• [Source data]:

------------------------------------------------------------------------

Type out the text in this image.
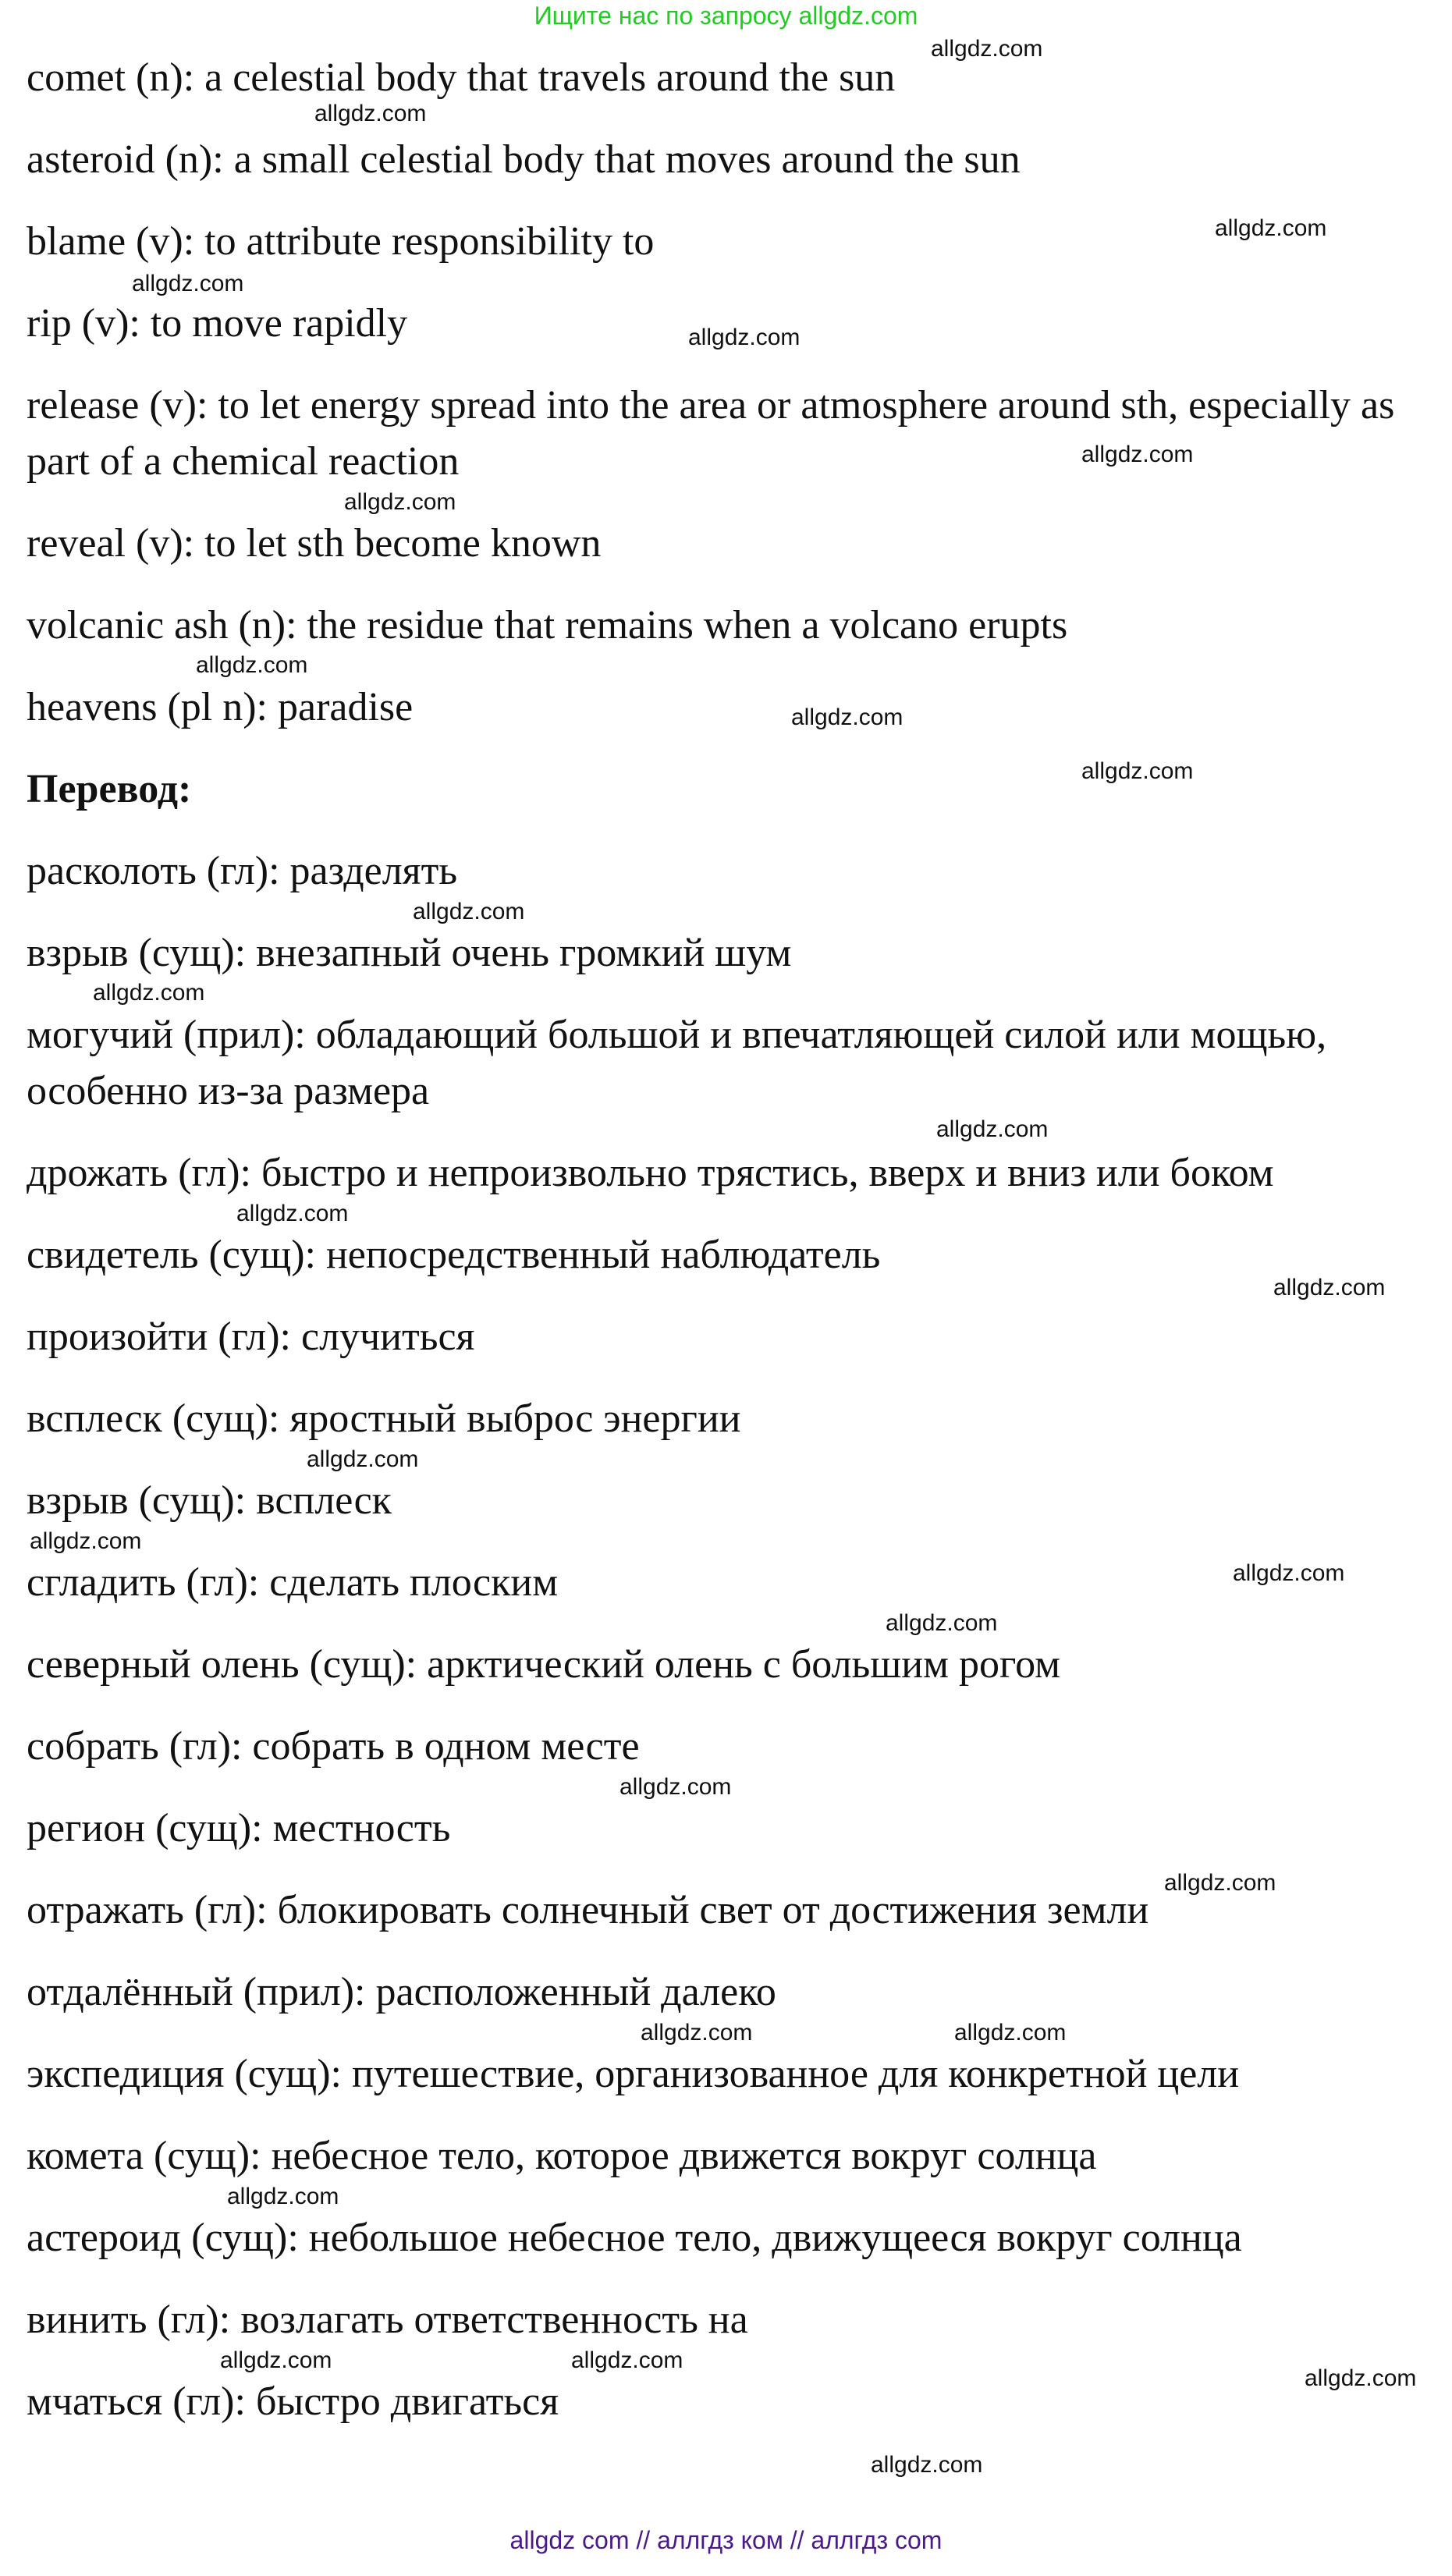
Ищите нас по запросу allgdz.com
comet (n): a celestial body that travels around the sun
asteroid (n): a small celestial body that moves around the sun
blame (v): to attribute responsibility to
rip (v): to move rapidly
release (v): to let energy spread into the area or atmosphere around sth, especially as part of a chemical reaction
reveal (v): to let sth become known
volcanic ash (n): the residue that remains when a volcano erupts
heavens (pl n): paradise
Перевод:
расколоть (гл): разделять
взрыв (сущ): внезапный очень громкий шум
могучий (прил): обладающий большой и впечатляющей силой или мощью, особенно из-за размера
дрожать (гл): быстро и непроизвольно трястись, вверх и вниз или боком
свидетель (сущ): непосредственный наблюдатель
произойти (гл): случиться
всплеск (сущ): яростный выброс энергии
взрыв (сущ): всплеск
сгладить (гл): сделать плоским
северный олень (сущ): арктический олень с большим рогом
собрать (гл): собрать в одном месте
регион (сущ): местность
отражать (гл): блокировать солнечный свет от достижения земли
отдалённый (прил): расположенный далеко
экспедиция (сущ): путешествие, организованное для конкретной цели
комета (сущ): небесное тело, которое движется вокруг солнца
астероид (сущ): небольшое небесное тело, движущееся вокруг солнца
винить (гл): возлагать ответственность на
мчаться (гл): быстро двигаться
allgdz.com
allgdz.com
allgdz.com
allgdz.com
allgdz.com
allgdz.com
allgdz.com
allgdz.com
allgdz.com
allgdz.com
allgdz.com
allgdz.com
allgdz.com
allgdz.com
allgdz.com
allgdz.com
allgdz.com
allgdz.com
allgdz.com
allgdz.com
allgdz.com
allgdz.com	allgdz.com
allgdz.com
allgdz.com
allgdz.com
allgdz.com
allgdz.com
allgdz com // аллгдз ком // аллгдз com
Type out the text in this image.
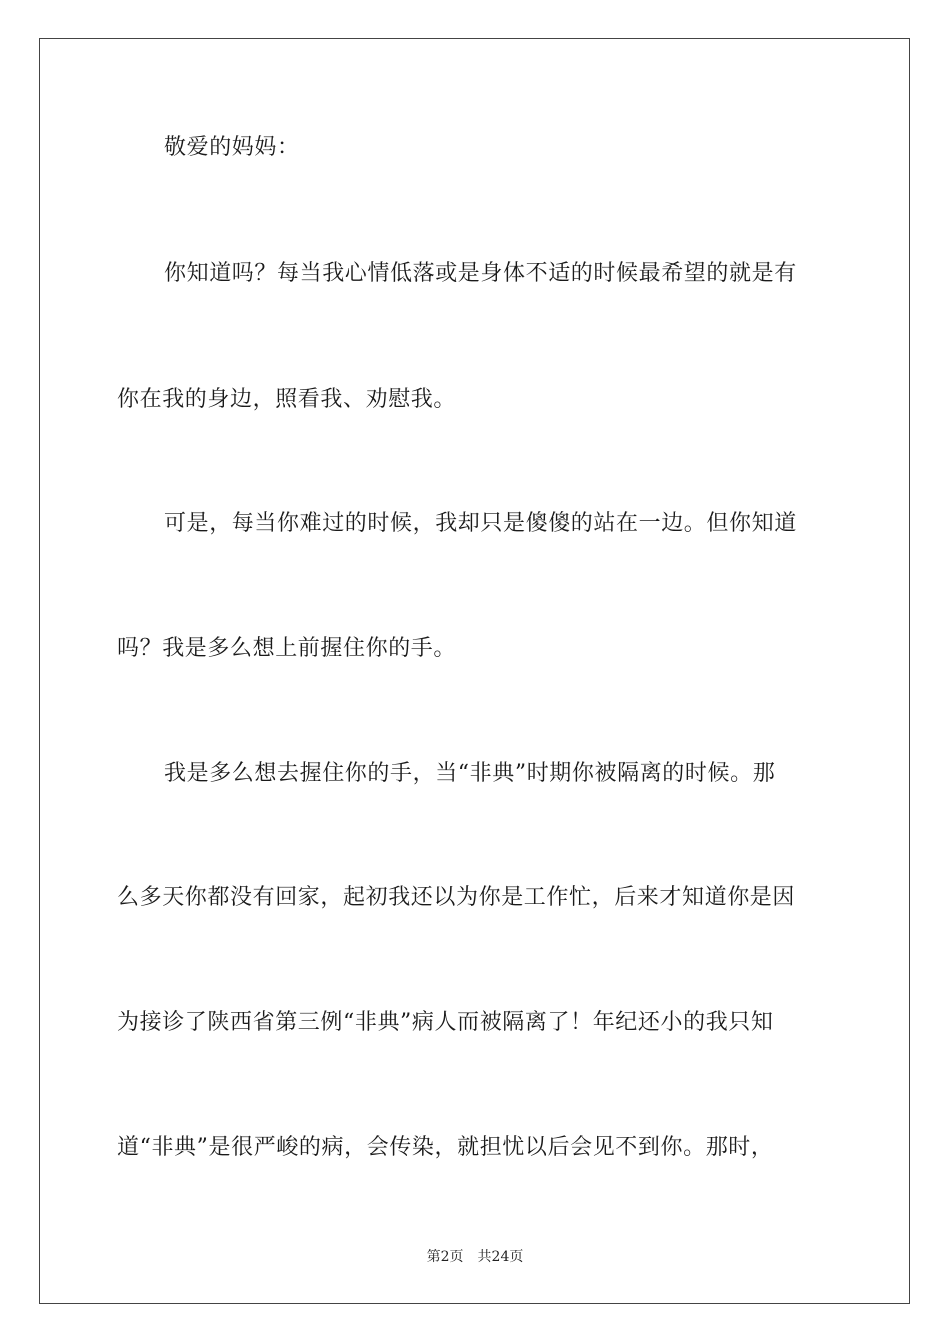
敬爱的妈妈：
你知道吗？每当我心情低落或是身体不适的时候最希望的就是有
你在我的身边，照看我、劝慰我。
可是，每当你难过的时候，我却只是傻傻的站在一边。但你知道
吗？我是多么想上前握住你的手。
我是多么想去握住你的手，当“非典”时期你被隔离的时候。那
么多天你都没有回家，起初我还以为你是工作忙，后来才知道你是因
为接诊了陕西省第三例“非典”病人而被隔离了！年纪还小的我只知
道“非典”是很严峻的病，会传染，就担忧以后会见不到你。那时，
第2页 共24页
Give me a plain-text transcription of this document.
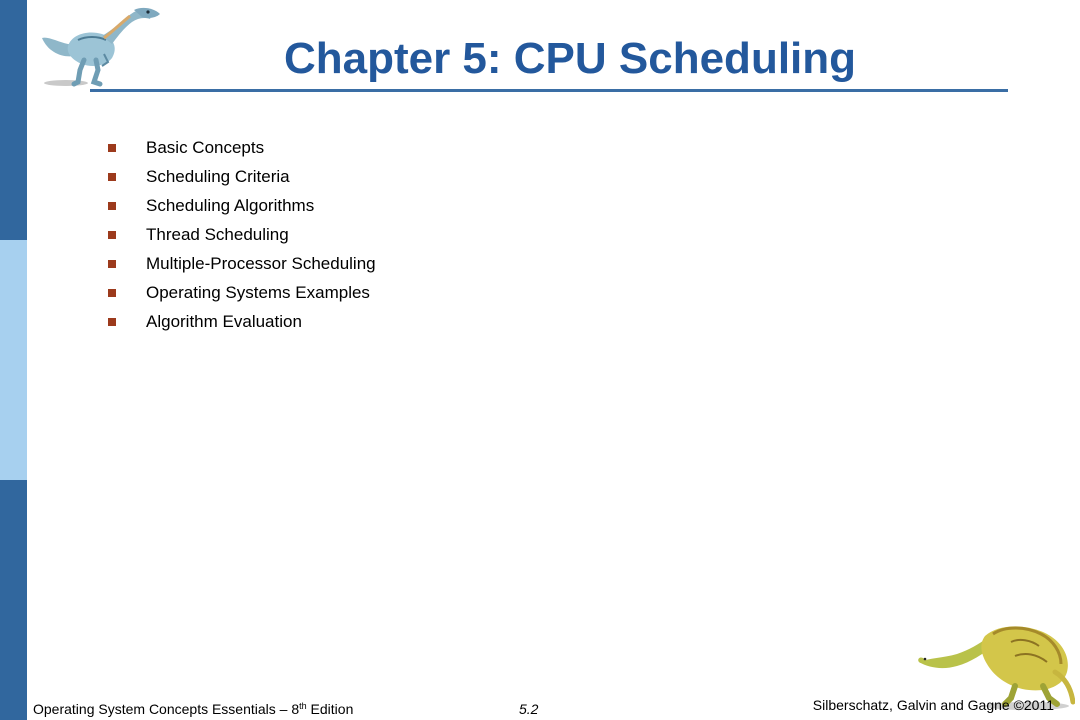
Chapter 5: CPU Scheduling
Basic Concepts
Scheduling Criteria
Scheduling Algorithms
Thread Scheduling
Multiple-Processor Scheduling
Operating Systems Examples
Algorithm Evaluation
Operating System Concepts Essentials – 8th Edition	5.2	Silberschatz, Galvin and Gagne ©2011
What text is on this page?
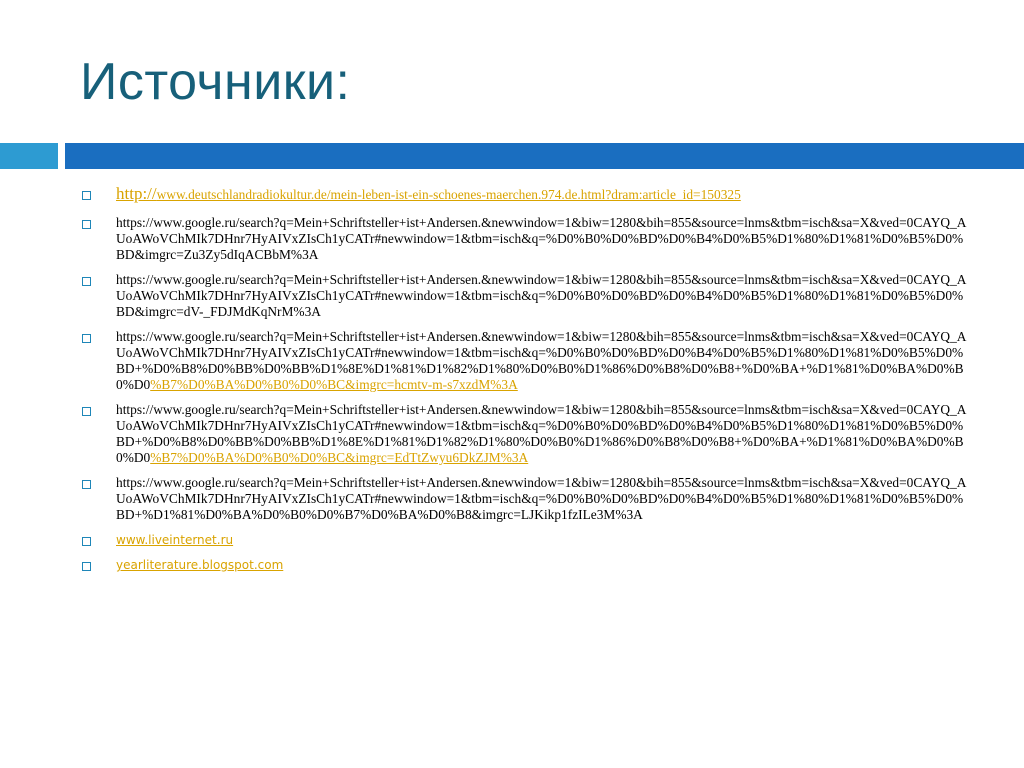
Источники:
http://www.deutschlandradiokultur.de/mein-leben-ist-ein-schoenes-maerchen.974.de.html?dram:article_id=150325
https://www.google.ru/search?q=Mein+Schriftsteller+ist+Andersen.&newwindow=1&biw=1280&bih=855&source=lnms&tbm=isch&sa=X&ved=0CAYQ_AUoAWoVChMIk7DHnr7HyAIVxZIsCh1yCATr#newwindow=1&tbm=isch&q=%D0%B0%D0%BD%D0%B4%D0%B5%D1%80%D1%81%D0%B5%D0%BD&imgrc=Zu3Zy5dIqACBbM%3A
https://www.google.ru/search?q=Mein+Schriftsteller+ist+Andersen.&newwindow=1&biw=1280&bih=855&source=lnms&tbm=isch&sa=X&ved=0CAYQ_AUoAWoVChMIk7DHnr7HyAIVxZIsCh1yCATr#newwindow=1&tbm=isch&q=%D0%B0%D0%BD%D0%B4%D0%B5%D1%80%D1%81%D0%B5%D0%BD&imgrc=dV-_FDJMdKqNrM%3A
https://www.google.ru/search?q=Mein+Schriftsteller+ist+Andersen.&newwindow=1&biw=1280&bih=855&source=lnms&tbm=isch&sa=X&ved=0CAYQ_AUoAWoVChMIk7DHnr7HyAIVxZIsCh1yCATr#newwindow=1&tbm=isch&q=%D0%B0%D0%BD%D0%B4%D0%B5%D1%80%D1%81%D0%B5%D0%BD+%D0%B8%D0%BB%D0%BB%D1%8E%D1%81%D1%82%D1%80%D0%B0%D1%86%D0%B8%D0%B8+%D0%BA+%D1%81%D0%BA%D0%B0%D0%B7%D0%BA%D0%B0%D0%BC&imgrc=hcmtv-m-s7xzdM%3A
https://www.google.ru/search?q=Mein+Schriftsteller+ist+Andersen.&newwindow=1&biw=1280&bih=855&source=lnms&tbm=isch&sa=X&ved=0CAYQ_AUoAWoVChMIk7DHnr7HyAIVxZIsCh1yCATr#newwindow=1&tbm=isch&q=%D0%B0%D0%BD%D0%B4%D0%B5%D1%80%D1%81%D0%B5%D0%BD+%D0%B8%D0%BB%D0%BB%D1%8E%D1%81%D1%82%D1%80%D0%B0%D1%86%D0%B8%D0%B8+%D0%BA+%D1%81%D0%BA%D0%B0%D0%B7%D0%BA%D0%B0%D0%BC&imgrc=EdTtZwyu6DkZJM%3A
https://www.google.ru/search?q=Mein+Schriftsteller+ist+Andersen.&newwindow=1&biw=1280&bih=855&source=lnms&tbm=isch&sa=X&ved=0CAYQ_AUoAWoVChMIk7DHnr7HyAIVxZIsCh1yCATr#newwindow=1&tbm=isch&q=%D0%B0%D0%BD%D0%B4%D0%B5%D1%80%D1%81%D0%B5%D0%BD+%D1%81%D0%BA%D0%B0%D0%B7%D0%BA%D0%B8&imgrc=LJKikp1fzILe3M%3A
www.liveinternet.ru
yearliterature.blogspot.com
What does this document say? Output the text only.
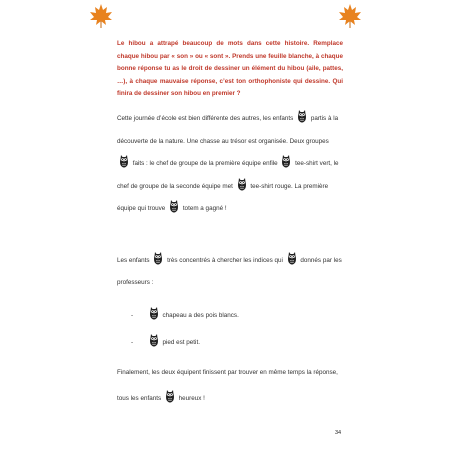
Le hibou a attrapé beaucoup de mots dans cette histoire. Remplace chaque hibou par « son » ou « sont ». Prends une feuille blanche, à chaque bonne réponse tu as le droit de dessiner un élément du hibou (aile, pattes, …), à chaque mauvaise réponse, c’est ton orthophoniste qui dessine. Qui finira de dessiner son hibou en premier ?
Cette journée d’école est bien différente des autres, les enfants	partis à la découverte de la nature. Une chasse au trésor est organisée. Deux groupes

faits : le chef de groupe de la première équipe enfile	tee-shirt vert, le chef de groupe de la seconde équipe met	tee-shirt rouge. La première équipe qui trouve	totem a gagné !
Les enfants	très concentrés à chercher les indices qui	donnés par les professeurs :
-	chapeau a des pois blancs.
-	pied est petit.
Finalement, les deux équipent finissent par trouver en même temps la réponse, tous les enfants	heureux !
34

------------------------------------------------------------------------

• [Your objective]: Scan the records above for the string "прил", then select every line that holds it.

• [Finished exercise]:
могучий (прил): обладающий большой и впечатляющей силой или мощью, особенно из-за размера
отдалённый (прил): расположенный далеко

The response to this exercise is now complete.